DESCRIPTION OF THE TASK
Which lines in the material below contain the string "color"? Copy each of them in full, matching case exactly.

───── INPUT FOR THIS TASK ─────

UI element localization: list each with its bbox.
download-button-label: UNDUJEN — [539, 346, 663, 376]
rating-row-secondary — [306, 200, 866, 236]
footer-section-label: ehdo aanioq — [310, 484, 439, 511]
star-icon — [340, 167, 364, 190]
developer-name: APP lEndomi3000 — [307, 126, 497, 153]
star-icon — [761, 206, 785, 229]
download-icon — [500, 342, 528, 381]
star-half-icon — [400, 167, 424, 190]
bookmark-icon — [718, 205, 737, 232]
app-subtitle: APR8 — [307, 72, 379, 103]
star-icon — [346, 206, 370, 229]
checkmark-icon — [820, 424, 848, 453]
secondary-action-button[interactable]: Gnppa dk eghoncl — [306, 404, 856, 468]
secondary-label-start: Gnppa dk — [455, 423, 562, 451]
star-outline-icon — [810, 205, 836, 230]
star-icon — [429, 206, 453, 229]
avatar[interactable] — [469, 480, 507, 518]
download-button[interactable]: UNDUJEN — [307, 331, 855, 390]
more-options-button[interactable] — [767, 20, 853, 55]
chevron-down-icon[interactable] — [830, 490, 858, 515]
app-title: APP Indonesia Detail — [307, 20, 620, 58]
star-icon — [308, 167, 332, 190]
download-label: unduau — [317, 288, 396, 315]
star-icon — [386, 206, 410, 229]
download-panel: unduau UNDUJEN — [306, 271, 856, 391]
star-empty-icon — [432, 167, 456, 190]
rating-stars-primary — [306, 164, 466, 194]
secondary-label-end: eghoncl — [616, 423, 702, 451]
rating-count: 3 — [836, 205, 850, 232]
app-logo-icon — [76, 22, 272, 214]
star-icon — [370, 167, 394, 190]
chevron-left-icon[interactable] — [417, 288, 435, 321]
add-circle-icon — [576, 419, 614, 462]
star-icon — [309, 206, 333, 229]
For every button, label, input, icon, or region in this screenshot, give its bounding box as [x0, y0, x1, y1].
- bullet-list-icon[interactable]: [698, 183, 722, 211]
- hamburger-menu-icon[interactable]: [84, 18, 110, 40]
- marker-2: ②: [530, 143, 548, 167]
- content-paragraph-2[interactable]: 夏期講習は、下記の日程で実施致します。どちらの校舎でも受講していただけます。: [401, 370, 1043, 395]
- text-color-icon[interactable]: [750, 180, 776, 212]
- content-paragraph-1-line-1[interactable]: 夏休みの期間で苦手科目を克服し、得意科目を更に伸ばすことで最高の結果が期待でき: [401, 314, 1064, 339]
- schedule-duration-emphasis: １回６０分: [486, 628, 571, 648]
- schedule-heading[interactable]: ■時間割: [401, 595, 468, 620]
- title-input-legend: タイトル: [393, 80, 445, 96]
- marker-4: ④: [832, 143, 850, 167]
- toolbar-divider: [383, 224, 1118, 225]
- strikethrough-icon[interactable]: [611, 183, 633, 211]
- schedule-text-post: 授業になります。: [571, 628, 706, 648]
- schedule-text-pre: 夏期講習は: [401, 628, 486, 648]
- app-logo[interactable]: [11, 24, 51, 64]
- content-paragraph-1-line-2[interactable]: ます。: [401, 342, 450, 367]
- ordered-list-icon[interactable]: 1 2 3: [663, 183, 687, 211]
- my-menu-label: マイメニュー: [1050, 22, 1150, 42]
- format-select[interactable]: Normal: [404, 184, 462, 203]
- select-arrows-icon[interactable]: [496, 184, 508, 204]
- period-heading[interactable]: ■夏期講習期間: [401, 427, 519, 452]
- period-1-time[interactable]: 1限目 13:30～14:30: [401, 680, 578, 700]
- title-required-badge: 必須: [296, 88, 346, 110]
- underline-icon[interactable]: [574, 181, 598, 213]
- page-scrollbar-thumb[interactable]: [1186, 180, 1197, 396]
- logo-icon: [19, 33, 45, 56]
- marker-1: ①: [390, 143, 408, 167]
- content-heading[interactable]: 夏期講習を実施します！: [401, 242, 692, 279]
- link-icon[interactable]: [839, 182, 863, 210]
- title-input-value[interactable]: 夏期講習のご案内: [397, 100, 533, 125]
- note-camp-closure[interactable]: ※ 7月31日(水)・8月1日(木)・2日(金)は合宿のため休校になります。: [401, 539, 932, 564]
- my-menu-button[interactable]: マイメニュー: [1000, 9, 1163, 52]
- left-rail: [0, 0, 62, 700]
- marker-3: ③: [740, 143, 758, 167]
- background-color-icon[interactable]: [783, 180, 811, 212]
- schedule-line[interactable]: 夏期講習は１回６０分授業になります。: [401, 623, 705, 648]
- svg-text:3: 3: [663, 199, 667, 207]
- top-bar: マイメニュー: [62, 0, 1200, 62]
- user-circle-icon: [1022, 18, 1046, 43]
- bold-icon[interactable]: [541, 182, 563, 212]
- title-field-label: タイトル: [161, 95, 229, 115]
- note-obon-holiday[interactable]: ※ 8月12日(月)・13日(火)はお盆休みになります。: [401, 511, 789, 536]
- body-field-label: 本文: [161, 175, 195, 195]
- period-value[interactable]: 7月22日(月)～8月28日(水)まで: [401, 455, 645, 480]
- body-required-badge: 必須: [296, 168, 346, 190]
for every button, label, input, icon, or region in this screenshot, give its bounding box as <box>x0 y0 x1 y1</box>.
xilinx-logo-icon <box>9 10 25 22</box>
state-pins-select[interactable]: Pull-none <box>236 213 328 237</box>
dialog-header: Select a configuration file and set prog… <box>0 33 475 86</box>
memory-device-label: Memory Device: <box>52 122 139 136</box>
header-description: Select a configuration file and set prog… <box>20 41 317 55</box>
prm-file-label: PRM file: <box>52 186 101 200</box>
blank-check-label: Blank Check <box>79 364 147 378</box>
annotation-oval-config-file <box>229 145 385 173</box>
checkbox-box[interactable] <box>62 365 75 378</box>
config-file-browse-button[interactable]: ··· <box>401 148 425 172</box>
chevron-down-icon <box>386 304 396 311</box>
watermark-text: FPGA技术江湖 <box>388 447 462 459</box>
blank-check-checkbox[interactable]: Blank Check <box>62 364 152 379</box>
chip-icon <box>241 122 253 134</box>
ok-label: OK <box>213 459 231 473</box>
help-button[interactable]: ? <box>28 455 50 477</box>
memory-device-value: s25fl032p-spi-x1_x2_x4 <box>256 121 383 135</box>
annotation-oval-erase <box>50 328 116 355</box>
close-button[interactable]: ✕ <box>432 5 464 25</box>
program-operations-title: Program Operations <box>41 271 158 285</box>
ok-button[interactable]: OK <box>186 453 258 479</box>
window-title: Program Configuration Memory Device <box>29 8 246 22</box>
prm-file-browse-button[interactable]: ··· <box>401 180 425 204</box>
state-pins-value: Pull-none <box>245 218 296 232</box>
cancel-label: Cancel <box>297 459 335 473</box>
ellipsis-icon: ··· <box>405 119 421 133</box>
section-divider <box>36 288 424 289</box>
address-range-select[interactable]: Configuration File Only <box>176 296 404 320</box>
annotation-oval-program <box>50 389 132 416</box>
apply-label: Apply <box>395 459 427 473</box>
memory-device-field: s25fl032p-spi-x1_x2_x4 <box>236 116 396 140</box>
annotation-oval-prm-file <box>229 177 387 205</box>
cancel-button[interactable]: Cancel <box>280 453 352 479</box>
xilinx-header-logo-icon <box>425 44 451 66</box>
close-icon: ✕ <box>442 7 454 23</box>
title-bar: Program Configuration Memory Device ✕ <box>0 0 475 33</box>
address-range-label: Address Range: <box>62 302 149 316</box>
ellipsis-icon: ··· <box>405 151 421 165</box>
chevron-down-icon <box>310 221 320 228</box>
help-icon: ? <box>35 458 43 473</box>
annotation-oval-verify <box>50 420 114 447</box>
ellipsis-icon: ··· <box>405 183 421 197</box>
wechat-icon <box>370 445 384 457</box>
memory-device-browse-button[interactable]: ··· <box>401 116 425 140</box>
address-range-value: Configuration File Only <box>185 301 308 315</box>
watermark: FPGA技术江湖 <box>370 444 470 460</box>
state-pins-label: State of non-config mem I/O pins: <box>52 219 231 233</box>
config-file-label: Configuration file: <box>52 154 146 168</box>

─────

RESULT
- text-color-icon[interactable]: [750, 180, 776, 212]
- background-color-icon[interactable]: [783, 180, 811, 212]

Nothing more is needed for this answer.